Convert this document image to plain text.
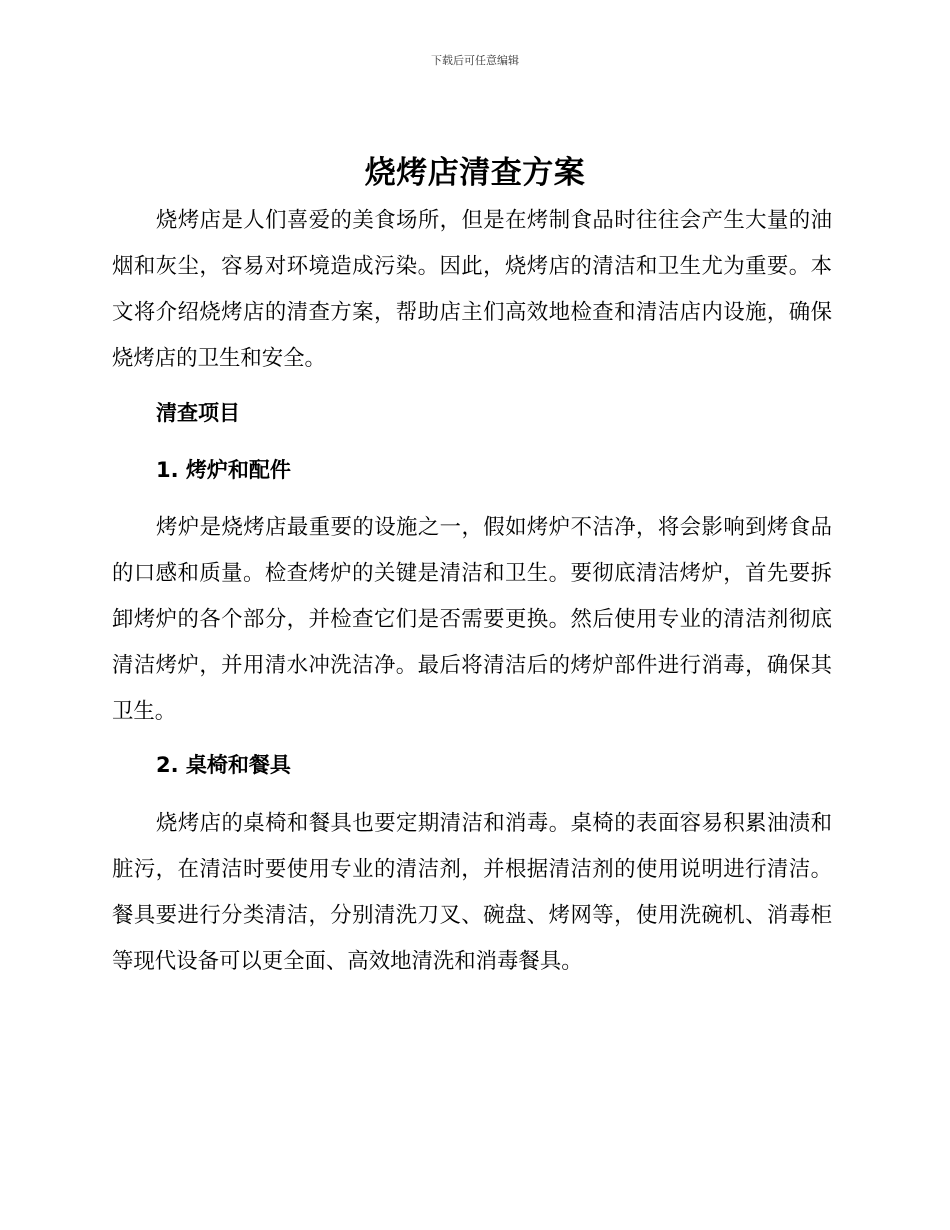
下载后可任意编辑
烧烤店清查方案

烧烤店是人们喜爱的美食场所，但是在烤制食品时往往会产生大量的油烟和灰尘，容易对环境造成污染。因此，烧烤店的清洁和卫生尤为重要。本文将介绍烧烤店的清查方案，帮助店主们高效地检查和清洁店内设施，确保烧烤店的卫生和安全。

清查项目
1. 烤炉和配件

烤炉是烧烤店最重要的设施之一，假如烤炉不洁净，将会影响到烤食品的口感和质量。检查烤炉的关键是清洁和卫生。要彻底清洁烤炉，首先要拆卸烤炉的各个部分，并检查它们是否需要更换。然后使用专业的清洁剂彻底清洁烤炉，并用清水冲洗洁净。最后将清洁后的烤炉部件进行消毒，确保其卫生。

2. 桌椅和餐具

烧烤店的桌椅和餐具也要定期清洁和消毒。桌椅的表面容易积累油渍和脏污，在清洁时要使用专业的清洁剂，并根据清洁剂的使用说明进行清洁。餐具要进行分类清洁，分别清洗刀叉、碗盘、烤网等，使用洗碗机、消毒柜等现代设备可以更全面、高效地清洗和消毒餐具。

◇ ◇ ◇ ◇

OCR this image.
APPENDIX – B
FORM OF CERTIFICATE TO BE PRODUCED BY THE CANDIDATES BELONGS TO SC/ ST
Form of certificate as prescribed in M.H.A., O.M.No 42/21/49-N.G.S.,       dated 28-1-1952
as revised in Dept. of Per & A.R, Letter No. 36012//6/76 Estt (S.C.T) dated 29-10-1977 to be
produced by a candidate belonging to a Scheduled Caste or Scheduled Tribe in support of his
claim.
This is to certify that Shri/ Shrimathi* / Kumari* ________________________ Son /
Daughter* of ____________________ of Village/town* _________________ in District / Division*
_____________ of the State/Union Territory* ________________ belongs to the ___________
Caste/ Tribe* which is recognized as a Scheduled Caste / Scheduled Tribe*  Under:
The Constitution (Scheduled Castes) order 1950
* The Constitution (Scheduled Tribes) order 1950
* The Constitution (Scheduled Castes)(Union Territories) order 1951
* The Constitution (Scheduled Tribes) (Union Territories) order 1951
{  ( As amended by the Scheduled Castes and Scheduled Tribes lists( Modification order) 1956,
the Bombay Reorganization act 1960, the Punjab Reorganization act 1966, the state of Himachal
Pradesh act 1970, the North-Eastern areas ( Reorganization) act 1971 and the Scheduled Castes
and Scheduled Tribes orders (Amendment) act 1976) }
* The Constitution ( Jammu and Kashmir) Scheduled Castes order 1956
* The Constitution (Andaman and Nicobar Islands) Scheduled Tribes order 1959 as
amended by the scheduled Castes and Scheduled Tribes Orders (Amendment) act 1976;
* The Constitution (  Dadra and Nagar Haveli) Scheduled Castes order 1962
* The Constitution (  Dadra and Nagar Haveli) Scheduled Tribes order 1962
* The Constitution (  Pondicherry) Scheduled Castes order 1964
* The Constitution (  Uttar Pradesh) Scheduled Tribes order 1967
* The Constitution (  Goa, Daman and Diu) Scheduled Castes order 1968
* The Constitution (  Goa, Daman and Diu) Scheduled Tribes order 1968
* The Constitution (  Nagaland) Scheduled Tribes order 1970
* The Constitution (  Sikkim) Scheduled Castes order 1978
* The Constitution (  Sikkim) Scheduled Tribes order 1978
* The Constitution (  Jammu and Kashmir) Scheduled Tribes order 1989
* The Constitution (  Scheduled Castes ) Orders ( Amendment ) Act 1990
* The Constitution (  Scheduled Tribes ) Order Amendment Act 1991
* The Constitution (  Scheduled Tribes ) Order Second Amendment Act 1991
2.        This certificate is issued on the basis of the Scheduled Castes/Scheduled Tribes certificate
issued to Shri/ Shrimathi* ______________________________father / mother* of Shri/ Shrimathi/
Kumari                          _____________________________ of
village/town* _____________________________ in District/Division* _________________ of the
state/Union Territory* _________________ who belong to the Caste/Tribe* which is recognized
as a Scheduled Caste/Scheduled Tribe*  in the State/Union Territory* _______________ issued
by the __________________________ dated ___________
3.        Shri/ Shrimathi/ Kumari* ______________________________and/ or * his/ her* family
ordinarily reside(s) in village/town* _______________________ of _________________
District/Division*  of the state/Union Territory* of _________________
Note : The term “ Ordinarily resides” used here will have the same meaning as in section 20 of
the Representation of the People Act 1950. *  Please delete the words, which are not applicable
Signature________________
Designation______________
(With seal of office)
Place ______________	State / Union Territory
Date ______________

◇ ◇ ◇ ◇

TASK OBJECTIVE ▸ Search the lines for the string "Division" and copy every line that has it.

REPLY TO THE EXERCISE ▸
Daughter* of ____________________ of Village/town* _________________ in District / Division*
village/town* _____________________________ in District/Division* _________________ of the
District/Division*  of the state/Union Territory* of _________________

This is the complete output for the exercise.